Aim:
Scan the entries below. List each line with "question".

Information supplied:
* BEGIN *
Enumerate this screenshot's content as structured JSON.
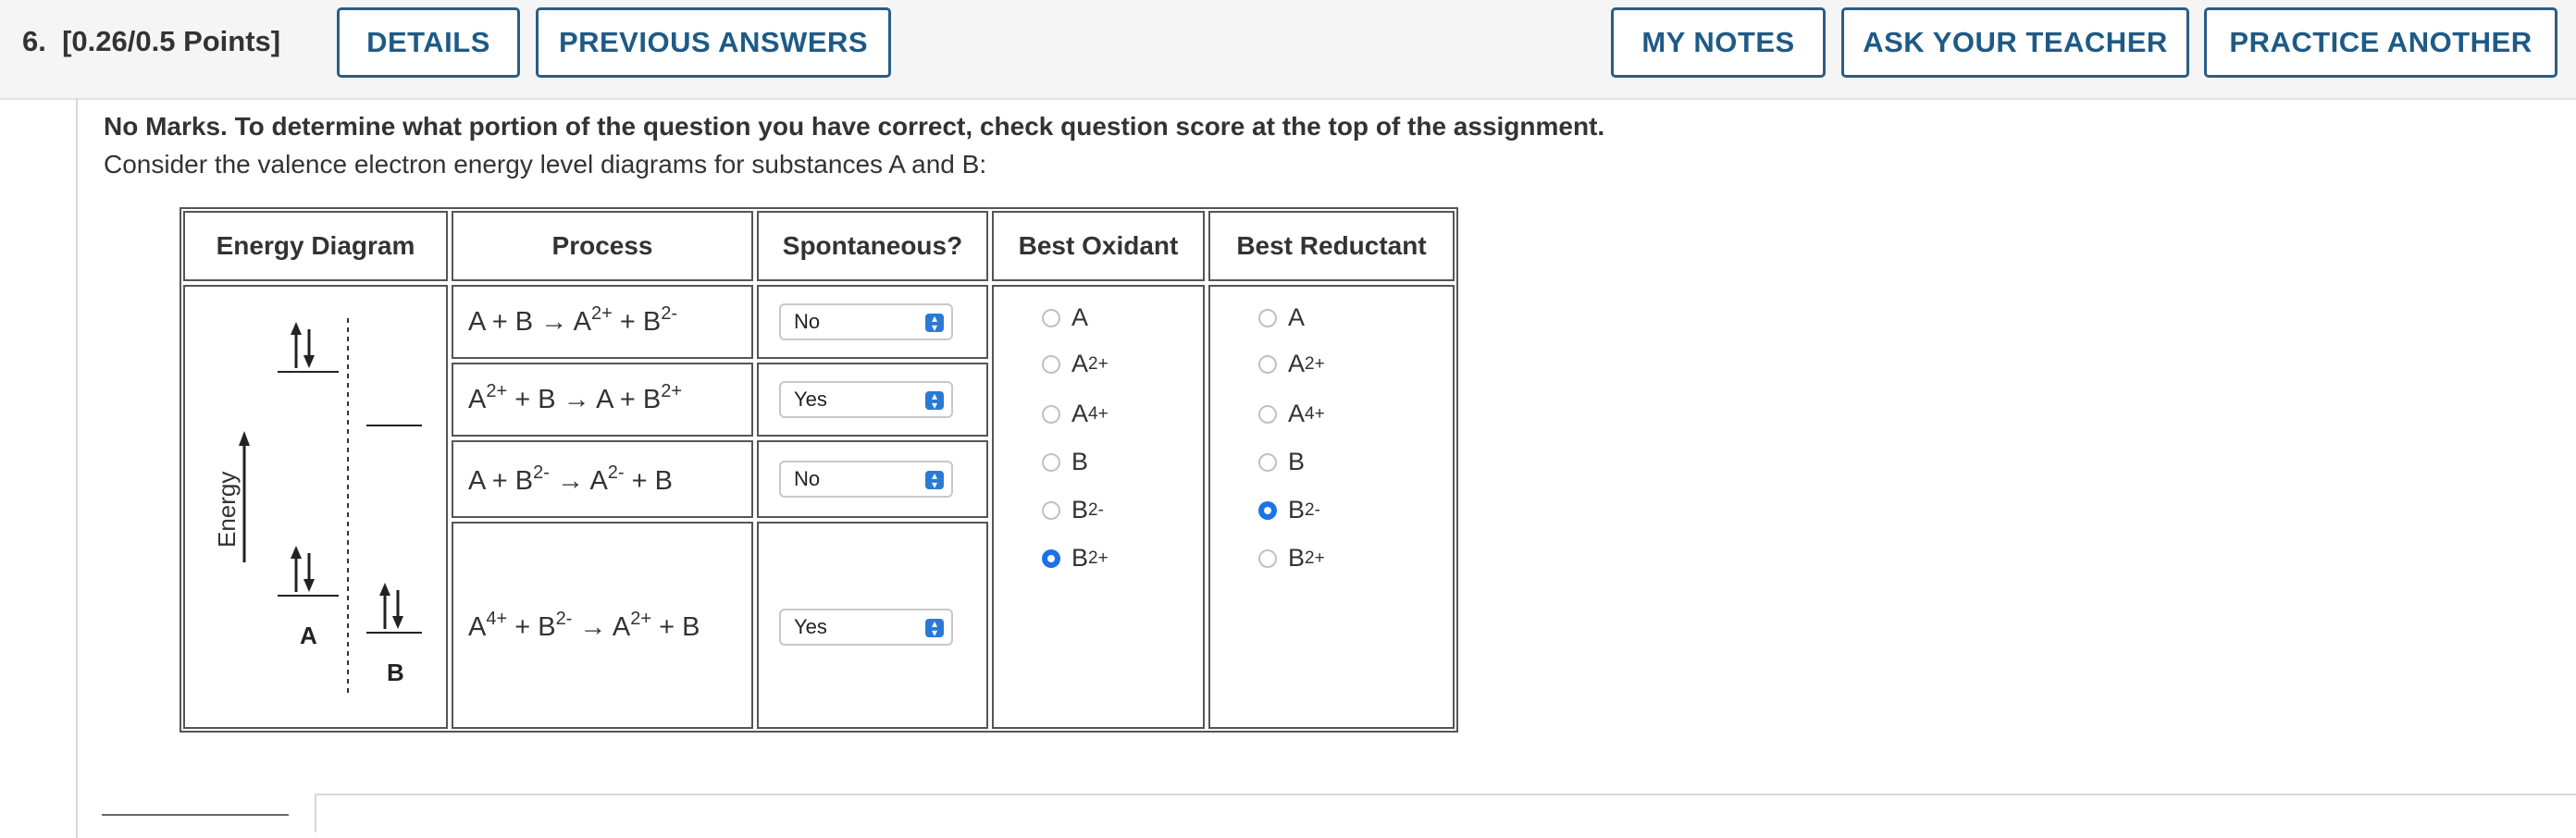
{
  "question": {
    "number": "6.",
    "points": "[0.26/0.5 Points]"
  },
  "buttons": {
    "details": "DETAILS",
    "previous_answers": "PREVIOUS ANSWERS",
    "my_notes": "MY NOTES",
    "ask_teacher": "ASK YOUR TEACHER",
    "practice_another": "PRACTICE ANOTHER"
  },
  "notice": "No Marks. To determine what portion of the question you have correct, check question score at the top of the assignment.",
  "intro": "Consider the valence electron energy level diagrams for substances A and B:",
  "table": {
    "headers": [
      "Energy Diagram",
      "Process",
      "Spontaneous?",
      "Best Oxidant",
      "Best Reductant"
    ],
    "processes": [
      {
        "pre": "A + B → A",
        "sup1": "2+",
        "mid": " + B",
        "sup2": "2-",
        "post": "",
        "selected": "No"
      },
      {
        "pre": "A",
        "sup1": "2+",
        "mid": " + B → A + B",
        "sup2": "2+",
        "post": "",
        "selected": "Yes"
      },
      {
        "pre": "A + B",
        "sup1": "2-",
        "mid": " → A",
        "sup2": "2-",
        "post": " + B",
        "selected": "No"
      },
      {
        "pre": "A",
        "sup1": "4+",
        "mid": " + B",
        "sup2": "2-",
        "post": " → A",
        "sup3": "2+",
        "post2": " + B",
        "selected": "Yes"
      }
    ],
    "oxidant_options": [
      {
        "base": "A",
        "sup": "",
        "checked": false
      },
      {
        "base": "A",
        "sup": "2+",
        "checked": false
      },
      {
        "base": "A",
        "sup": "4+",
        "checked": false
      },
      {
        "base": "B",
        "sup": "",
        "checked": false
      },
      {
        "base": "B",
        "sup": "2-",
        "checked": false
      },
      {
        "base": "B",
        "sup": "2+",
        "checked": true
      }
    ],
    "reductant_options": [
      {
        "base": "A",
        "sup": "",
        "checked": false
      },
      {
        "base": "A",
        "sup": "2+",
        "checked": false
      },
      {
        "base": "A",
        "sup": "4+",
        "checked": false
      },
      {
        "base": "B",
        "sup": "",
        "checked": false
      },
      {
        "base": "B",
        "sup": "2-",
        "checked": true
      },
      {
        "base": "B",
        "sup": "2+",
        "checked": false
      }
    ]
  },
  "diagram": {
    "axis_label": "Energy",
    "label_a": "A",
    "label_b": "B"
  },
  "colors": {
    "button_border": "#2a5d86",
    "button_text": "#1e5a86",
    "radio_checked": "#1a73e8",
    "select_arrow": "#2a7ad5"
  }
}
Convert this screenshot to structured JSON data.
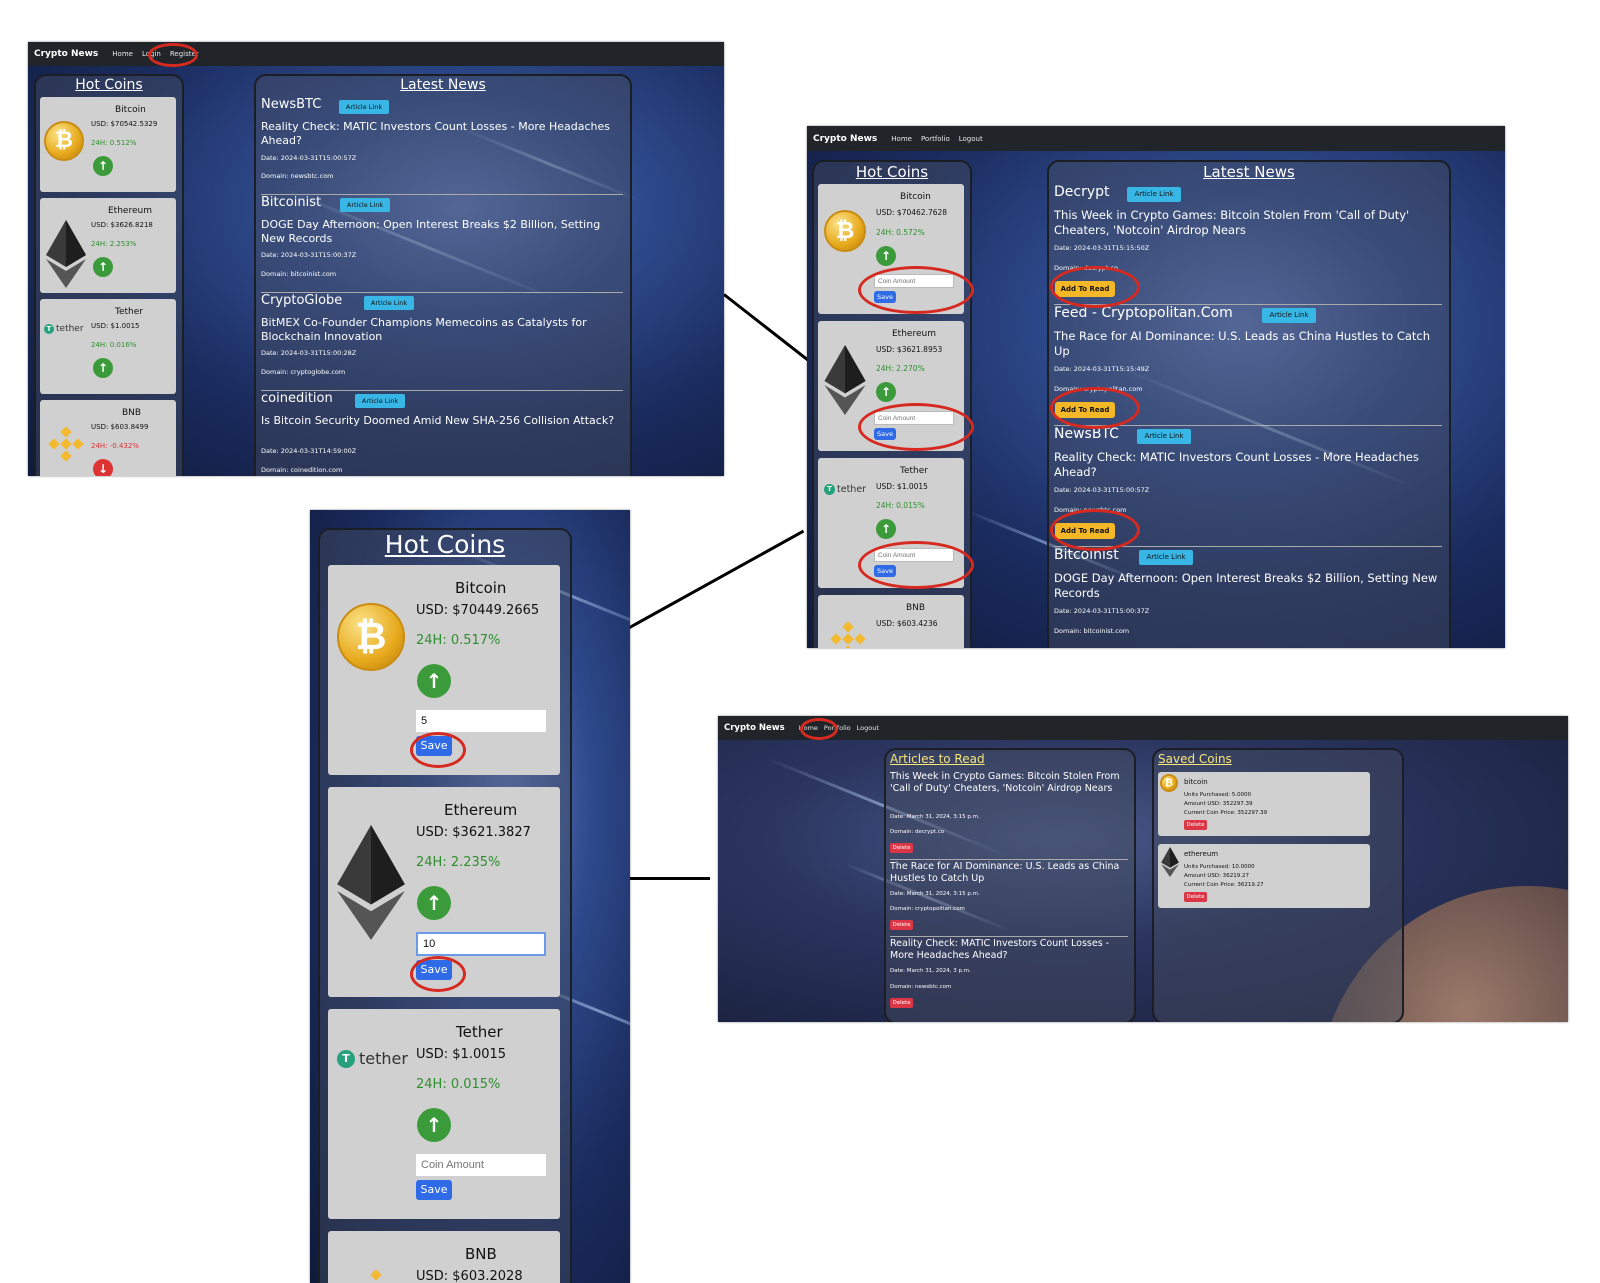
{
  "shot1": {
    "nav": {
      "brand": "Crypto News",
      "home": "Home",
      "login": "Login",
      "register": "Register"
    },
    "hot_title": "Hot Coins",
    "news_title": "Latest News",
    "coins": [
      {
        "name": "Bitcoin",
        "usd": "USD: $70542.5329",
        "pct": "24H: 0.512%"
      },
      {
        "name": "Ethereum",
        "usd": "USD: $3626.8218",
        "pct": "24H: 2.253%"
      },
      {
        "name": "Tether",
        "usd": "USD: $1.0015",
        "pct": "24H: 0.016%"
      },
      {
        "name": "BNB",
        "usd": "USD: $603.8499",
        "pct": "24H: -0.432%"
      }
    ],
    "news": [
      {
        "source": "NewsBTC",
        "badge": "Article Link",
        "title": "Reality Check: MATIC Investors Count Losses - More Headaches Ahead?",
        "date": "Date: 2024-03-31T15:00:57Z",
        "domain": "Domain: newsbtc.com"
      },
      {
        "source": "Bitcoinist",
        "badge": "Article Link",
        "title": "DOGE Day Afternoon: Open Interest Breaks $2 Billion, Setting New Records",
        "date": "Date: 2024-03-31T15:00:37Z",
        "domain": "Domain: bitcoinist.com"
      },
      {
        "source": "CryptoGlobe",
        "badge": "Article Link",
        "title": "BitMEX Co-Founder Champions Memecoins as Catalysts for Blockchain Innovation",
        "date": "Date: 2024-03-31T15:00:28Z",
        "domain": "Domain: cryptoglobe.com"
      },
      {
        "source": "coinedition",
        "badge": "Article Link",
        "title": "Is Bitcoin Security Doomed Amid New SHA-256 Collision Attack?",
        "date": "Date: 2024-03-31T14:59:00Z",
        "domain": "Domain: coinedition.com"
      }
    ]
  },
  "shot2": {
    "nav": {
      "brand": "Crypto News",
      "home": "Home",
      "portfolio": "Portfolio",
      "logout": "Logout"
    },
    "hot_title": "Hot Coins",
    "news_title": "Latest News",
    "coins": [
      {
        "name": "Bitcoin",
        "usd": "USD: $70462.7628",
        "pct": "24H: 0.572%"
      },
      {
        "name": "Ethereum",
        "usd": "USD: $3621.8953",
        "pct": "24H: 2.270%"
      },
      {
        "name": "Tether",
        "usd": "USD: $1.0015",
        "pct": "24H: 0.015%"
      },
      {
        "name": "BNB",
        "usd": "USD: $603.4236"
      }
    ],
    "placeholder": "Coin Amount",
    "save": "Save",
    "read_btn": "Add To Read",
    "news": [
      {
        "source": "Decrypt",
        "badge": "Article Link",
        "title": "This Week in Crypto Games: Bitcoin Stolen From 'Call of Duty' Cheaters, 'Notcoin' Airdrop Nears",
        "date": "Date: 2024-03-31T15:15:50Z",
        "domain": "Domain: decrypt.co"
      },
      {
        "source": "Feed - Cryptopolitan.Com",
        "badge": "Article Link",
        "title": "The Race for AI Dominance: U.S. Leads as China Hustles to Catch Up",
        "date": "Date: 2024-03-31T15:15:49Z",
        "domain": "Domain: cryptopolitan.com"
      },
      {
        "source": "NewsBTC",
        "badge": "Article Link",
        "title": "Reality Check: MATIC Investors Count Losses - More Headaches Ahead?",
        "date": "Date: 2024-03-31T15:00:57Z",
        "domain": "Domain: newsbtc.com"
      },
      {
        "source": "Bitcoinist",
        "badge": "Article Link",
        "title": "DOGE Day Afternoon: Open Interest Breaks $2 Billion, Setting New Records",
        "date": "Date: 2024-03-31T15:00:37Z",
        "domain": "Domain: bitcoinist.com"
      }
    ]
  },
  "shot3": {
    "hot_title": "Hot Coins",
    "coins": [
      {
        "name": "Bitcoin",
        "usd": "USD: $70449.2665",
        "pct": "24H: 0.517%",
        "amount": "5"
      },
      {
        "name": "Ethereum",
        "usd": "USD: $3621.3827",
        "pct": "24H: 2.235%",
        "amount": "10"
      },
      {
        "name": "Tether",
        "usd": "USD: $1.0015",
        "pct": "24H: 0.015%"
      },
      {
        "name": "BNB",
        "usd": "USD: $603.2028"
      }
    ],
    "placeholder": "Coin Amount",
    "save": "Save",
    "tether_word": "tether"
  },
  "shot4": {
    "nav": {
      "brand": "Crypto News",
      "home": "Home",
      "portfolio": "Portfolio",
      "logout": "Logout"
    },
    "articles_title": "Articles to Read",
    "coins_title": "Saved Coins",
    "delete": "Delete",
    "articles": [
      {
        "title": "This Week in Crypto Games: Bitcoin Stolen From 'Call of Duty' Cheaters, 'Notcoin' Airdrop Nears",
        "date": "Date: March 31, 2024, 3:15 p.m.",
        "domain": "Domain: decrypt.co"
      },
      {
        "title": "The Race for AI Dominance: U.S. Leads as China Hustles to Catch Up",
        "date": "Date: March 31, 2024, 3:15 p.m.",
        "domain": "Domain: cryptopolitan.com"
      },
      {
        "title": "Reality Check: MATIC Investors Count Losses - More Headaches Ahead?",
        "date": "Date: March 31, 2024, 3 p.m.",
        "domain": "Domain: newsbtc.com"
      }
    ],
    "saved": [
      {
        "name": "bitcoin",
        "units": "Units Purchased: 5.0000",
        "amount": "Amount USD: 352297.39",
        "price": "Current Coin Price: 352297.39"
      },
      {
        "name": "ethereum",
        "units": "Units Purchased: 10.0000",
        "amount": "Amount USD: 36219.27",
        "price": "Current Coin Price: 36219.27"
      }
    ]
  }
}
* END *
Answer to this task:
  "question": {
  "notice": "No Marks. To determine what portion of the question you have correct, check question score at the top of the assignment.",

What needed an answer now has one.